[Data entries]
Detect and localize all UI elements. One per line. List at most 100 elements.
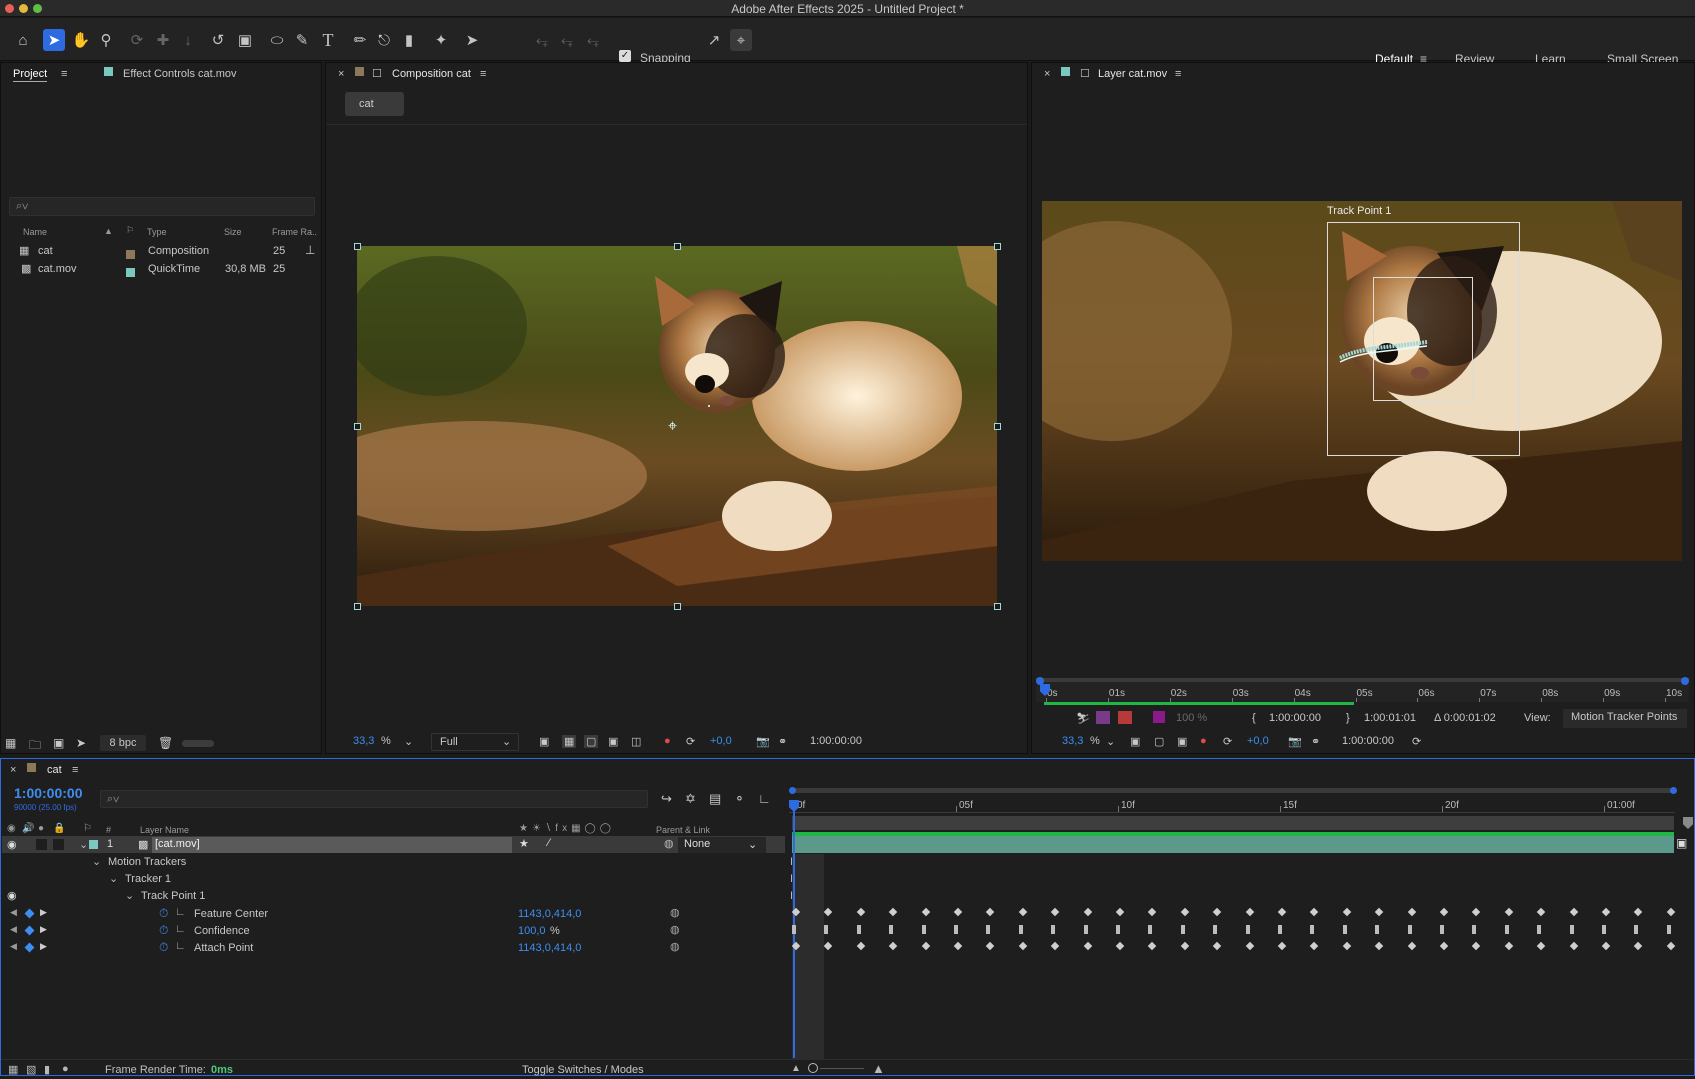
- confidence-keyframe[interactable]: [1051, 925, 1056, 934]
- new-composition-icon[interactable]: ▣: [53, 736, 64, 750]
- transparency-grid-icon[interactable]: ▦: [562, 735, 577, 748]
- property-value[interactable]: 1143,0,414,0: [518, 908, 581, 920]
- lock-switch-icon[interactable]: 🔒: [53, 823, 65, 834]
- eraser-tool-icon[interactable]: ▮: [398, 29, 420, 51]
- project-search-input[interactable]: ⌕∨: [9, 197, 315, 216]
- project-item[interactable]: ▦ cat Composition 25 ⊥: [2, 242, 322, 260]
- keyframe-toggle-icon[interactable]: [24, 942, 35, 953]
- new-folder-icon[interactable]: 🗀: [29, 736, 41, 757]
- next-keyframe-icon[interactable]: ▶: [40, 924, 47, 935]
- property-row[interactable]: ◀ ▶ ⏱ ∟ Confidence 100,0% ◍: [2, 923, 785, 940]
- channel-icon[interactable]: ●: [664, 735, 671, 747]
- expression-pickwhip-icon[interactable]: ◍: [670, 906, 680, 919]
- transform-handle[interactable]: [994, 243, 1001, 250]
- tab-timeline-comp[interactable]: cat: [47, 764, 62, 776]
- timeline-search-input[interactable]: ⌕∨: [100, 790, 648, 808]
- exposure-value[interactable]: +0,0: [710, 735, 732, 747]
- current-time[interactable]: 1:00:00:00: [1342, 735, 1394, 747]
- close-tab-icon[interactable]: ×: [1044, 68, 1050, 80]
- composition-mini-flowchart-icon[interactable]: ↪: [661, 791, 672, 807]
- expression-pickwhip-icon[interactable]: ◍: [670, 940, 680, 953]
- expand-collapse-icon[interactable]: ▧: [26, 1063, 36, 1076]
- anchor-point-icon[interactable]: ⌖: [668, 418, 677, 436]
- track-point-group[interactable]: Track Point 1: [141, 890, 205, 902]
- in-point[interactable]: 1:00:00:00: [1269, 712, 1321, 724]
- audio-switch-icon[interactable]: 🔊: [22, 823, 34, 834]
- frame-blending-icon[interactable]: ▤: [709, 791, 721, 807]
- view-select[interactable]: Motion Tracker Points: [1563, 709, 1687, 728]
- transparency-grid-icon[interactable]: ▣: [1130, 735, 1140, 748]
- visibility-icon[interactable]: ◉: [7, 889, 17, 902]
- clone-stamp-icon[interactable]: ⎋: [373, 29, 395, 51]
- confidence-keyframe[interactable]: [1342, 925, 1347, 934]
- ellipse-tool-icon[interactable]: ⬭: [266, 29, 288, 51]
- close-tab-icon[interactable]: ×: [10, 764, 16, 776]
- zoom-value[interactable]: 33,3: [353, 735, 374, 747]
- confidence-keyframe[interactable]: [1213, 925, 1218, 934]
- expression-pickwhip-icon[interactable]: ◍: [670, 923, 680, 936]
- confidence-keyframe[interactable]: [1310, 925, 1315, 934]
- zoom-dropdown-icon[interactable]: ⌄: [404, 735, 413, 748]
- motion-blur-icon[interactable]: ⚬: [734, 791, 745, 807]
- comp-flowchart-icon[interactable]: ▦: [8, 1063, 18, 1076]
- graph-editor-icon[interactable]: ∟: [758, 791, 771, 806]
- expand-group-icon[interactable]: ⌄: [109, 872, 118, 885]
- transform-handle[interactable]: [354, 243, 361, 250]
- work-area-end[interactable]: [1670, 787, 1677, 794]
- parent-dropdown-icon[interactable]: ⌄: [748, 838, 757, 851]
- interpret-footage-icon[interactable]: ▦: [5, 736, 16, 750]
- solo-switch-icon[interactable]: ●: [38, 823, 44, 834]
- graph-icon[interactable]: ∟: [175, 940, 186, 952]
- color-management-icon[interactable]: ⟳: [1223, 735, 1232, 748]
- trash-icon[interactable]: 🗑: [158, 736, 173, 750]
- resolution-dropdown-icon[interactable]: ⌄: [502, 735, 511, 748]
- panel-menu-icon[interactable]: ≡: [61, 68, 67, 80]
- pan-behind-icon[interactable]: ▣: [234, 29, 256, 51]
- lock-checkbox[interactable]: [53, 839, 64, 850]
- home-icon[interactable]: ⌂: [12, 29, 34, 51]
- confidence-keyframe[interactable]: [824, 925, 829, 934]
- confidence-keyframe[interactable]: [1537, 925, 1542, 934]
- column-type[interactable]: Type: [147, 227, 167, 237]
- prev-keyframe-icon[interactable]: ◀: [10, 907, 17, 918]
- render-toggle-icon[interactable]: ⛷: [1076, 712, 1090, 725]
- axis-view-icon[interactable]: ⥆: [582, 29, 604, 51]
- channel-icon[interactable]: ●: [1200, 735, 1207, 747]
- thumbnail-slider[interactable]: [182, 740, 214, 747]
- zoom-value[interactable]: 33,3: [1062, 735, 1083, 747]
- bit-depth-button[interactable]: 8 bpc: [100, 735, 146, 751]
- snapping-checkbox[interactable]: ✓: [619, 50, 631, 62]
- orbit-camera-icon[interactable]: ⟳: [126, 29, 148, 51]
- panel-menu-icon[interactable]: ≡: [1175, 68, 1181, 80]
- color-swatch-icon[interactable]: [1153, 711, 1165, 723]
- shy-switch-icon[interactable]: ★: [519, 837, 529, 850]
- composition-nav-tab[interactable]: cat: [345, 92, 404, 116]
- confidence-keyframe[interactable]: [1472, 925, 1477, 934]
- type-tool-icon[interactable]: T: [317, 29, 339, 51]
- confidence-keyframe[interactable]: [921, 925, 926, 934]
- opacity-value[interactable]: 100 %: [1176, 712, 1207, 724]
- hand-tool-icon[interactable]: ✋: [70, 29, 92, 51]
- label-column-icon[interactable]: ⚐: [83, 823, 92, 834]
- confidence-keyframe[interactable]: [1148, 925, 1153, 934]
- work-area-end[interactable]: [1681, 677, 1689, 685]
- draft-3d-icon[interactable]: ✡: [685, 791, 696, 807]
- confidence-keyframe[interactable]: [1569, 925, 1574, 934]
- confidence-keyframe[interactable]: [792, 925, 796, 934]
- grid-guides-icon[interactable]: ▣: [608, 735, 618, 748]
- work-area-start[interactable]: [1036, 677, 1044, 685]
- stopwatch-icon[interactable]: ⏱: [159, 906, 168, 921]
- pan-camera-icon[interactable]: ✚: [152, 29, 174, 51]
- confidence-keyframe[interactable]: [954, 925, 958, 934]
- transform-handle[interactable]: [994, 603, 1001, 610]
- sort-ascending-icon[interactable]: ▲: [104, 226, 113, 236]
- pen-tool-icon[interactable]: ✎: [291, 29, 313, 51]
- prev-keyframe-icon[interactable]: ◀: [10, 941, 17, 952]
- onion-skin-after-icon[interactable]: [1118, 711, 1132, 724]
- quality-switch-icon[interactable]: ∕: [548, 837, 550, 849]
- confidence-keyframe[interactable]: [1375, 925, 1380, 934]
- transform-handle[interactable]: [674, 603, 681, 610]
- in-out-icon[interactable]: ▮: [44, 1063, 50, 1076]
- axis-world-icon[interactable]: ⥆: [556, 29, 578, 51]
- prev-keyframe-icon[interactable]: ◀: [10, 924, 17, 935]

THE REQUEST:
Copy out every line of the data entries above word for word. Leave out the pictures.

REPLY:
Detect and localize all UI elements. One per line. List at most 100 elements.
- confidence-keyframe[interactable]: [1051, 925, 1056, 934]
- new-composition-icon[interactable]: ▣: [53, 736, 64, 750]
- transparency-grid-icon[interactable]: ▦: [562, 735, 577, 748]
- property-value[interactable]: 1143,0,414,0: [518, 908, 581, 920]
- lock-switch-icon[interactable]: 🔒: [53, 823, 65, 834]
- eraser-tool-icon[interactable]: ▮: [398, 29, 420, 51]
- project-search-input[interactable]: ⌕∨: [9, 197, 315, 216]
- project-item[interactable]: ▦ cat Composition 25 ⊥: [2, 242, 322, 260]
- keyframe-toggle-icon[interactable]: [24, 942, 35, 953]
- new-folder-icon[interactable]: 🗀: [29, 736, 41, 757]
- next-keyframe-icon[interactable]: ▶: [40, 924, 47, 935]
- property-row[interactable]: ◀ ▶ ⏱ ∟ Confidence 100,0% ◍: [2, 923, 785, 940]
- channel-icon[interactable]: ●: [664, 735, 671, 747]
- expression-pickwhip-icon[interactable]: ◍: [670, 906, 680, 919]
- transform-handle[interactable]: [994, 243, 1001, 250]
- tab-timeline-comp[interactable]: cat: [47, 764, 62, 776]
- timeline-search-input[interactable]: ⌕∨: [100, 790, 648, 808]
- exposure-value[interactable]: +0,0: [710, 735, 732, 747]
- current-time[interactable]: 1:00:00:00: [1342, 735, 1394, 747]
- close-tab-icon[interactable]: ×: [1044, 68, 1050, 80]
- composition-mini-flowchart-icon[interactable]: ↪: [661, 791, 672, 807]
- expression-pickwhip-icon[interactable]: ◍: [670, 940, 680, 953]
- expand-collapse-icon[interactable]: ▧: [26, 1063, 36, 1076]
- anchor-point-icon[interactable]: ⌖: [668, 418, 677, 436]
- track-point-group[interactable]: Track Point 1: [141, 890, 205, 902]
- in-point[interactable]: 1:00:00:00: [1269, 712, 1321, 724]
- audio-switch-icon[interactable]: 🔊: [22, 823, 34, 834]
- frame-blending-icon[interactable]: ▤: [709, 791, 721, 807]
- view-select[interactable]: Motion Tracker Points: [1563, 709, 1687, 728]
- transparency-grid-icon[interactable]: ▣: [1130, 735, 1140, 748]
- visibility-icon[interactable]: ◉: [7, 889, 17, 902]
- clone-stamp-icon[interactable]: ⎋: [373, 29, 395, 51]
- confidence-keyframe[interactable]: [1342, 925, 1347, 934]
- ellipse-tool-icon[interactable]: ⬭: [266, 29, 288, 51]
- close-tab-icon[interactable]: ×: [10, 764, 16, 776]
- zoom-value[interactable]: 33,3: [353, 735, 374, 747]
- confidence-keyframe[interactable]: [1213, 925, 1218, 934]
- expression-pickwhip-icon[interactable]: ◍: [670, 923, 680, 936]
- confidence-keyframe[interactable]: [1310, 925, 1315, 934]
- zoom-dropdown-icon[interactable]: ⌄: [404, 735, 413, 748]
- motion-blur-icon[interactable]: ⚬: [734, 791, 745, 807]
- comp-flowchart-icon[interactable]: ▦: [8, 1063, 18, 1076]
- graph-editor-icon[interactable]: ∟: [758, 791, 771, 806]
- expand-group-icon[interactable]: ⌄: [109, 872, 118, 885]
- transform-handle[interactable]: [354, 243, 361, 250]
- work-area-end[interactable]: [1670, 787, 1677, 794]
- parent-dropdown-icon[interactable]: ⌄: [748, 838, 757, 851]
- interpret-footage-icon[interactable]: ▦: [5, 736, 16, 750]
- solo-switch-icon[interactable]: ●: [38, 823, 44, 834]
- graph-icon[interactable]: ∟: [175, 940, 186, 952]
- color-management-icon[interactable]: ⟳: [1223, 735, 1232, 748]
- trash-icon[interactable]: 🗑: [158, 736, 173, 750]
- resolution-dropdown-icon[interactable]: ⌄: [502, 735, 511, 748]
- panel-menu-icon[interactable]: ≡: [61, 68, 67, 80]
- pan-behind-icon[interactable]: ▣: [234, 29, 256, 51]
- lock-checkbox[interactable]: [53, 839, 64, 850]
- home-icon[interactable]: ⌂: [12, 29, 34, 51]
- confidence-keyframe[interactable]: [824, 925, 829, 934]
- confidence-keyframe[interactable]: [1537, 925, 1542, 934]
- column-type[interactable]: Type: [147, 227, 167, 237]
- prev-keyframe-icon[interactable]: ◀: [10, 907, 17, 918]
- render-toggle-icon[interactable]: ⛷: [1076, 712, 1090, 725]
- axis-view-icon[interactable]: ⥆: [582, 29, 604, 51]
- channel-icon[interactable]: ●: [1200, 735, 1207, 747]
- thumbnail-slider[interactable]: [182, 740, 214, 747]
- zoom-value[interactable]: 33,3: [1062, 735, 1083, 747]
- bit-depth-button[interactable]: 8 bpc: [100, 735, 146, 751]
- snapping-checkbox[interactable]: ✓: [619, 50, 631, 62]
- orbit-camera-icon[interactable]: ⟳: [126, 29, 148, 51]
- panel-menu-icon[interactable]: ≡: [1175, 68, 1181, 80]
- color-swatch-icon[interactable]: [1153, 711, 1165, 723]
- shy-switch-icon[interactable]: ★: [519, 837, 529, 850]
- composition-nav-tab[interactable]: cat: [345, 92, 404, 116]
- confidence-keyframe[interactable]: [1472, 925, 1477, 934]
- type-tool-icon[interactable]: T: [317, 29, 339, 51]
- confidence-keyframe[interactable]: [921, 925, 926, 934]
- opacity-value[interactable]: 100 %: [1176, 712, 1207, 724]
- hand-tool-icon[interactable]: ✋: [70, 29, 92, 51]
- label-column-icon[interactable]: ⚐: [83, 823, 92, 834]
- confidence-keyframe[interactable]: [1148, 925, 1153, 934]
- work-area-end[interactable]: [1681, 677, 1689, 685]
- draft-3d-icon[interactable]: ✡: [685, 791, 696, 807]
- confidence-keyframe[interactable]: [1569, 925, 1574, 934]
- confidence-keyframe[interactable]: [792, 925, 796, 934]
- grid-guides-icon[interactable]: ▣: [608, 735, 618, 748]
- work-area-start[interactable]: [1036, 677, 1044, 685]
- stopwatch-icon[interactable]: ⏱: [159, 906, 168, 921]
- pan-camera-icon[interactable]: ✚: [152, 29, 174, 51]
- confidence-keyframe[interactable]: [954, 925, 958, 934]
- transform-handle[interactable]: [994, 603, 1001, 610]
- sort-ascending-icon[interactable]: ▲: [104, 226, 113, 236]
- pen-tool-icon[interactable]: ✎: [291, 29, 313, 51]
- prev-keyframe-icon[interactable]: ◀: [10, 941, 17, 952]
- onion-skin-after-icon[interactable]: [1118, 711, 1132, 724]
- quality-switch-icon[interactable]: ∕: [548, 837, 550, 849]
- confidence-keyframe[interactable]: [1375, 925, 1380, 934]
- transform-handle[interactable]: [674, 603, 681, 610]
- in-out-icon[interactable]: ▮: [44, 1063, 50, 1076]
- axis-world-icon[interactable]: ⥆: [556, 29, 578, 51]
- prev-keyframe-icon[interactable]: ◀: [10, 924, 17, 935]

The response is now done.